Written request:
Repeat each record below exactly as given.

Provided data:
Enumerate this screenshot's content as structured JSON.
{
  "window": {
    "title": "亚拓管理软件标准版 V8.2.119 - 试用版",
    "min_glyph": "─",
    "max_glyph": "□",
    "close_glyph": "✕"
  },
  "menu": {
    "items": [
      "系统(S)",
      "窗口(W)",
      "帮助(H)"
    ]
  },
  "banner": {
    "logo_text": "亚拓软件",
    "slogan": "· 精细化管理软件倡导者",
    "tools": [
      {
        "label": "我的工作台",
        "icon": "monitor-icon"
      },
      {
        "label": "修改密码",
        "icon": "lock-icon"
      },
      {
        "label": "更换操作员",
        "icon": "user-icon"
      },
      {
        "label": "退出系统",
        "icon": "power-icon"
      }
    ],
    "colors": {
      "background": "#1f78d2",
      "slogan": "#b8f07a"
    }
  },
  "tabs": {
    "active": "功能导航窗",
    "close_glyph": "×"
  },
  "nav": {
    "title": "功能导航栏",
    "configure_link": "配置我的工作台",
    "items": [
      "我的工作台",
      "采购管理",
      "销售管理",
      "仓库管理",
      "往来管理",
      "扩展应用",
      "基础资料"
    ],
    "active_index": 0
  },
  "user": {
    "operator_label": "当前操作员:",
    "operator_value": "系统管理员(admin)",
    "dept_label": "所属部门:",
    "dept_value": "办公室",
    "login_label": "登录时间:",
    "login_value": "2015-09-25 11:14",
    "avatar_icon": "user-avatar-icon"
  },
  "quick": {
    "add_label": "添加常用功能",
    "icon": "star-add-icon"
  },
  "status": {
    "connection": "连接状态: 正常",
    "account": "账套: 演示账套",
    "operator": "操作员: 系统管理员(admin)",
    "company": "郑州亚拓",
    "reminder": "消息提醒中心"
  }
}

Expected answer:
Enumerate this screenshot's content as structured JSON.
{
  "window": {
    "title": "亚拓管理软件标准版 V8.2.119 - 试用版",
    "min_glyph": "─",
    "max_glyph": "□",
    "close_glyph": "✕"
  },
  "menu": {
    "items": [
      "系统(S)",
      "窗口(W)",
      "帮助(H)"
    ]
  },
  "banner": {
    "logo_text": "亚拓软件",
    "slogan": "· 精细化管理软件倡导者",
    "tools": [
      {
        "label": "我的工作台",
        "icon": "monitor-icon"
      },
      {
        "label": "修改密码",
        "icon": "lock-icon"
      },
      {
        "label": "更换操作员",
        "icon": "user-icon"
      },
      {
        "label": "退出系统",
        "icon": "power-icon"
      }
    ],
    "colors": {
      "background": "#1f78d2",
      "slogan": "#b8f07a"
    }
  },
  "tabs": {
    "active": "功能导航窗",
    "close_glyph": "×"
  },
  "nav": {
    "title": "功能导航栏",
    "configure_link": "配置我的工作台",
    "items": [
      "我的工作台",
      "采购管理",
      "销售管理",
      "仓库管理",
      "往来管理",
      "扩展应用",
      "基础资料"
    ],
    "active_index": 0
  },
  "user": {
    "operator_label": "当前操作员:",
    "operator_value": "系统管理员(admin)",
    "dept_label": "所属部门:",
    "dept_value": "办公室",
    "login_label": "登录时间:",
    "login_value": "2015-09-25 11:14",
    "avatar_icon": "user-avatar-icon"
  },
  "quick": {
    "add_label": "添加常用功能",
    "icon": "star-add-icon"
  },
  "status": {
    "connection": "连接状态: 正常",
    "account": "账套: 演示账套",
    "operator": "操作员: 系统管理员(admin)",
    "company": "郑州亚拓",
    "reminder": "消息提醒中心"
  }
}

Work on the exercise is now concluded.